• [Exercise]:
Search the records for the word "title" and report each line that has it.

------------------------

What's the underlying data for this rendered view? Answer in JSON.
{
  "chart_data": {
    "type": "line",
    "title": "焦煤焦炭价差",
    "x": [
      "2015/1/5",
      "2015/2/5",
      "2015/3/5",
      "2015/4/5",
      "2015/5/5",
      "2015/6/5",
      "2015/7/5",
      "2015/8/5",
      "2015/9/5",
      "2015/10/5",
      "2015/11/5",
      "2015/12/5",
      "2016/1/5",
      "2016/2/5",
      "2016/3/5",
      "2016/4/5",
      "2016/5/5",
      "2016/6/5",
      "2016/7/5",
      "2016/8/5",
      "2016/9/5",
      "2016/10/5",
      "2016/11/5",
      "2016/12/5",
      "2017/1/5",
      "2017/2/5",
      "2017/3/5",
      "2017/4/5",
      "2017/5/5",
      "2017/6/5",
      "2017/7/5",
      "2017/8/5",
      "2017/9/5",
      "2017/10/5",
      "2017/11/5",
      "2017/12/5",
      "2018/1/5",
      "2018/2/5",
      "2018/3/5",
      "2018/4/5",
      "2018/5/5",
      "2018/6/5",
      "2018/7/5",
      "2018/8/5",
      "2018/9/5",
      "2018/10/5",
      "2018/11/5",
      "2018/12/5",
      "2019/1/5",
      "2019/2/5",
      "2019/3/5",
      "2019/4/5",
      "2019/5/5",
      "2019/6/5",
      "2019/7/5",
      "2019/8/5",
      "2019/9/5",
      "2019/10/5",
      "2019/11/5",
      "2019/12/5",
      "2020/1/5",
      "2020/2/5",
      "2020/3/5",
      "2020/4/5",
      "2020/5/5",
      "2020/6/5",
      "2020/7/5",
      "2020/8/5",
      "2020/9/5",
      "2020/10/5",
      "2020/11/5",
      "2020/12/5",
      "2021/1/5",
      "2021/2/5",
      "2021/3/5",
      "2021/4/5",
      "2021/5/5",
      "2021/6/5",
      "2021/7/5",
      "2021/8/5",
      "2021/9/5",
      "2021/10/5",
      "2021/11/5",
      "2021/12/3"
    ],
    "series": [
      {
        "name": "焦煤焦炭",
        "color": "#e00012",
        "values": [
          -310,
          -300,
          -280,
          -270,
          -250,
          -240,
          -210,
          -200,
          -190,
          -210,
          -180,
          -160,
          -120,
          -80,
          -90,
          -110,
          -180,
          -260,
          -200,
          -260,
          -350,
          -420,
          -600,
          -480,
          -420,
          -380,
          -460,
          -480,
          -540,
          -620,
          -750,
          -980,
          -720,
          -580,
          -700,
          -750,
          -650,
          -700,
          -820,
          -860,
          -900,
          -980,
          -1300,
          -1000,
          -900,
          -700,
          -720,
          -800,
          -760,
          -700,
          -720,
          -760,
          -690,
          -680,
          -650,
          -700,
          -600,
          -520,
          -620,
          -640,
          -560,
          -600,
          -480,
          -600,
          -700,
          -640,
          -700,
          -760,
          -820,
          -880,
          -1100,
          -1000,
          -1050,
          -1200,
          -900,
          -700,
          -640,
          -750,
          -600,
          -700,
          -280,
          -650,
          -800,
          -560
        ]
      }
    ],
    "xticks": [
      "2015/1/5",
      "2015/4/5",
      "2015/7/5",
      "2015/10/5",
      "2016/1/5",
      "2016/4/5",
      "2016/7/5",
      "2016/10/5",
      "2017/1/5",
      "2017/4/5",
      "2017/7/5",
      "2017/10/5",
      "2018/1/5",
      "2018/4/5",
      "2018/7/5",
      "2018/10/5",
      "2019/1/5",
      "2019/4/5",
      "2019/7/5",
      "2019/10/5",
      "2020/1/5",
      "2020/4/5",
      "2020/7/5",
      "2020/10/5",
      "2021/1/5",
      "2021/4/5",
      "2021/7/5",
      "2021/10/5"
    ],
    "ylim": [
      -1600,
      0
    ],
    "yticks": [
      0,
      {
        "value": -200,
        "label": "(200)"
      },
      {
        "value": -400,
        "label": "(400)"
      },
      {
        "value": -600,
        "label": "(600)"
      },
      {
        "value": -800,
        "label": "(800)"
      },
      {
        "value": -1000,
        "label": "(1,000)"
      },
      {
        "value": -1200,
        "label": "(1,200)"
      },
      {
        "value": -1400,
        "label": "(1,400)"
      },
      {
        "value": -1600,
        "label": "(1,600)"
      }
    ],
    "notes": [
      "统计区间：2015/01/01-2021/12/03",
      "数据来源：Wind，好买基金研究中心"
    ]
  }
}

------------------------

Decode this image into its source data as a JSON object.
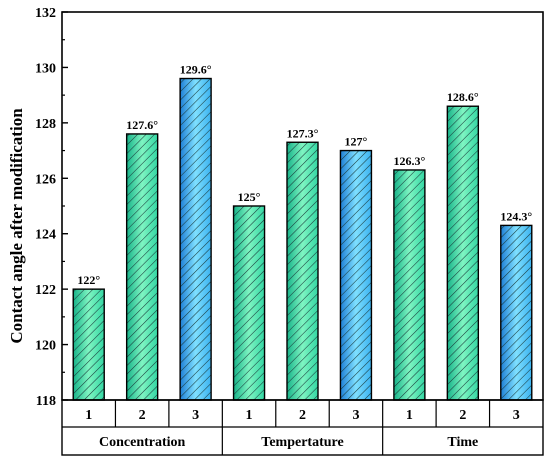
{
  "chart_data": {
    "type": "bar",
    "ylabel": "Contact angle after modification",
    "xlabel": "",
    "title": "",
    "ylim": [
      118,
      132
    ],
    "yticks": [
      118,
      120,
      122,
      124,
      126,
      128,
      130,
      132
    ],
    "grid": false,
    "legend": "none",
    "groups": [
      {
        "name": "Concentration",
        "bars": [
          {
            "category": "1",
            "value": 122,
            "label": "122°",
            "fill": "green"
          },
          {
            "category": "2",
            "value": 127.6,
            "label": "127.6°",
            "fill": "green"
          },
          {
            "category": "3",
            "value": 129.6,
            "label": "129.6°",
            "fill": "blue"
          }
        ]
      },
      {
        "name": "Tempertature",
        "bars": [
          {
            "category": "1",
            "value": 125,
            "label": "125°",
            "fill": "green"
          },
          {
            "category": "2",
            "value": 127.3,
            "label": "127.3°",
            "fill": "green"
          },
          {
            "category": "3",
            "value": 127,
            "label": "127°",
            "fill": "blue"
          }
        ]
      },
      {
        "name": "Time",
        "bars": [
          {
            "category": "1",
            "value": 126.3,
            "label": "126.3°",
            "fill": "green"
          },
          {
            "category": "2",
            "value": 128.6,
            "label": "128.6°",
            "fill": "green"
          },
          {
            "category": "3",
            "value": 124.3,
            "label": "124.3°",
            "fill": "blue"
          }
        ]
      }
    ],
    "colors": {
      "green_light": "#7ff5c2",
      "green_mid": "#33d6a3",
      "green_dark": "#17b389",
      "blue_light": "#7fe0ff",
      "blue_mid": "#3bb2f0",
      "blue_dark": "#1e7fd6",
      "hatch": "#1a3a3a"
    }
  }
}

------------------------

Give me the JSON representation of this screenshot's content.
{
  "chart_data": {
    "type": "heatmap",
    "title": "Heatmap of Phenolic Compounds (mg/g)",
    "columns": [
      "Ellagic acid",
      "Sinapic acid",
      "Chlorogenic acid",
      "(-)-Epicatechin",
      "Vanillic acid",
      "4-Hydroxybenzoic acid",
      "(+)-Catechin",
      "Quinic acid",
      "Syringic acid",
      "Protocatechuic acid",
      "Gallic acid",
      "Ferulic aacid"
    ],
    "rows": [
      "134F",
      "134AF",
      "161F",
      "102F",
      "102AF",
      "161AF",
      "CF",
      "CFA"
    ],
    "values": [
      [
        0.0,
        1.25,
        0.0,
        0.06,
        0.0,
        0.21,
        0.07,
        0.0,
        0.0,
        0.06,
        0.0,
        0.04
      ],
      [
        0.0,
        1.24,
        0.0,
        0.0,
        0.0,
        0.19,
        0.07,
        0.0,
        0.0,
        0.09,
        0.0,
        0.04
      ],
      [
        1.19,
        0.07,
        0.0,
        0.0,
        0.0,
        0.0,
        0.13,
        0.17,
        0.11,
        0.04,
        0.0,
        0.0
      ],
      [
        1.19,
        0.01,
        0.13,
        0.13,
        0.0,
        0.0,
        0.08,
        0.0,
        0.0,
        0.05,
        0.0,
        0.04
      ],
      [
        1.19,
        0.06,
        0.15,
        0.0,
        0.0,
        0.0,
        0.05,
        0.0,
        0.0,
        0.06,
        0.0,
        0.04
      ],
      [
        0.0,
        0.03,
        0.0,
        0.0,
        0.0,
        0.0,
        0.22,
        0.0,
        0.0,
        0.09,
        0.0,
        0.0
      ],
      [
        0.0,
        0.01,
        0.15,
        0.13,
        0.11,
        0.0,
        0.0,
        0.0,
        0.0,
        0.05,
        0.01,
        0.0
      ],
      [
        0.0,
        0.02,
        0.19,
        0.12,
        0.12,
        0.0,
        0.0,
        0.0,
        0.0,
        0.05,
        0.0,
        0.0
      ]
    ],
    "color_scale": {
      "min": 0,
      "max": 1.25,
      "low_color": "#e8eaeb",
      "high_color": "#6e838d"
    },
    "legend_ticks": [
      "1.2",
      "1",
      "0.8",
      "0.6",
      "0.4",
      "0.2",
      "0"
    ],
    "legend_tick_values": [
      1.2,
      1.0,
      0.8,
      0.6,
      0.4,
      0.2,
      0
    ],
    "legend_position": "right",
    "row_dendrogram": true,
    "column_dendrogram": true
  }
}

------------------------

• [Result below]:
    "title": "焦煤焦炭价差",
    "title": "",
    "title": "Heatmap of Phenolic Compounds (mg/g)",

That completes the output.